Entries:
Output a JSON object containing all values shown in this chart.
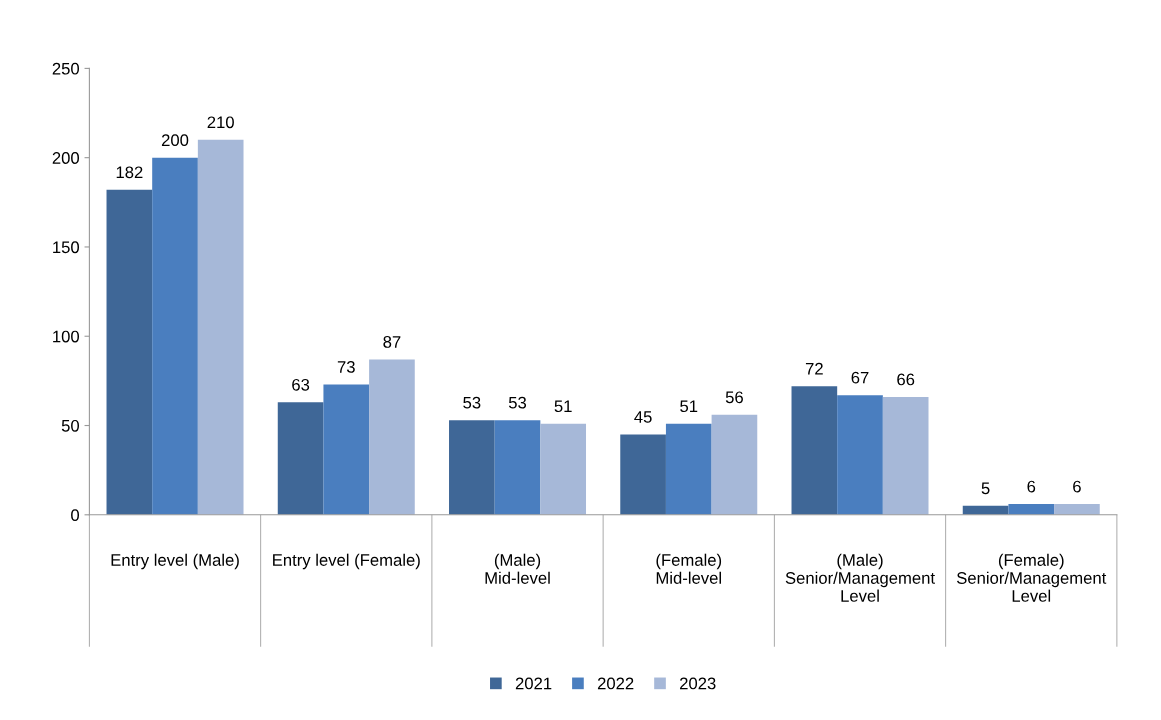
{
  "chart_data": {
    "type": "bar",
    "categories": [
      "Entry level (Male)",
      "Entry level (Female)",
      "(Male)\nMid-level",
      "(Female)\nMid-level",
      "(Male)\nSenior/Management\nLevel",
      "(Female)\nSenior/Management\nLevel"
    ],
    "series": [
      {
        "name": "2021",
        "color": "#3f6797",
        "values": [
          182,
          63,
          53,
          45,
          72,
          5
        ]
      },
      {
        "name": "2022",
        "color": "#4a7ebf",
        "values": [
          200,
          73,
          53,
          51,
          67,
          6
        ]
      },
      {
        "name": "2023",
        "color": "#a6b8d8",
        "values": [
          210,
          87,
          51,
          56,
          66,
          6
        ]
      }
    ],
    "ylim": [
      0,
      250
    ],
    "yticks": [
      0,
      50,
      100,
      150,
      200,
      250
    ],
    "grid": false,
    "legend": "bottom",
    "data_labels": true
  }
}
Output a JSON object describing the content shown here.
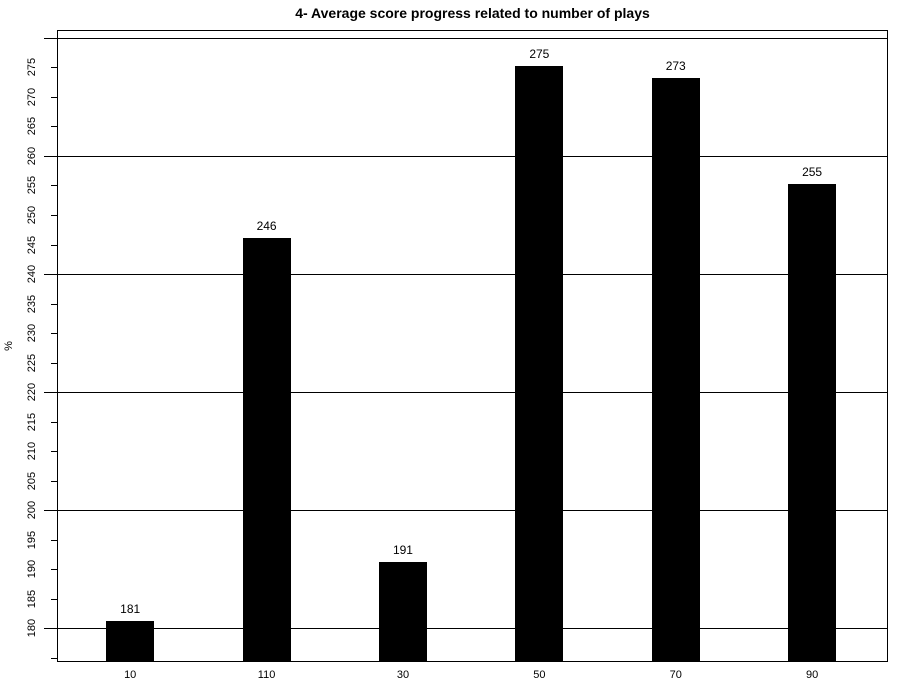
{
  "chart_data": {
    "type": "bar",
    "title": "4- Average score progress related to number of plays",
    "xlabel": "",
    "ylabel": "%",
    "categories": [
      "10",
      "110",
      "30",
      "50",
      "70",
      "90"
    ],
    "values": [
      181,
      246,
      191,
      275,
      273,
      255
    ],
    "value_labels_shown": true,
    "ylim": [
      175,
      280
    ],
    "yticks": {
      "min": 175,
      "max": 280,
      "step": 5,
      "label_min": 180,
      "label_max": 275
    },
    "grid_values": [
      180,
      200,
      220,
      240,
      260,
      280
    ],
    "grid": "horizontal",
    "legend_position": "none",
    "bar_color": "#000000",
    "background_color": "#ffffff",
    "axis_color": "#000000"
  }
}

Written task: Without the images, write out each line of the data verbatim.

Complete output:
Output a JSON object containing all values shown in this chart.
{
  "chart_data": {
    "type": "bar",
    "categories": [
      "Entry level (Male)",
      "Entry level (Female)",
      "(Male)\nMid-level",
      "(Female)\nMid-level",
      "(Male)\nSenior/Management\nLevel",
      "(Female)\nSenior/Management\nLevel"
    ],
    "series": [
      {
        "name": "2021",
        "color": "#3f6797",
        "values": [
          182,
          63,
          53,
          45,
          72,
          5
        ]
      },
      {
        "name": "2022",
        "color": "#4a7ebf",
        "values": [
          200,
          73,
          53,
          51,
          67,
          6
        ]
      },
      {
        "name": "2023",
        "color": "#a6b8d8",
        "values": [
          210,
          87,
          51,
          56,
          66,
          6
        ]
      }
    ],
    "ylim": [
      0,
      250
    ],
    "yticks": [
      0,
      50,
      100,
      150,
      200,
      250
    ],
    "grid": false,
    "legend": "bottom",
    "data_labels": true
  }
}
Output a JSON object describing the content shown here.
{
  "chart_data": {
    "type": "bar",
    "title": "4- Average score progress related to number of plays",
    "xlabel": "",
    "ylabel": "%",
    "categories": [
      "10",
      "110",
      "30",
      "50",
      "70",
      "90"
    ],
    "values": [
      181,
      246,
      191,
      275,
      273,
      255
    ],
    "value_labels_shown": true,
    "ylim": [
      175,
      280
    ],
    "yticks": {
      "min": 175,
      "max": 280,
      "step": 5,
      "label_min": 180,
      "label_max": 275
    },
    "grid_values": [
      180,
      200,
      220,
      240,
      260,
      280
    ],
    "grid": "horizontal",
    "legend_position": "none",
    "bar_color": "#000000",
    "background_color": "#ffffff",
    "axis_color": "#000000"
  }
}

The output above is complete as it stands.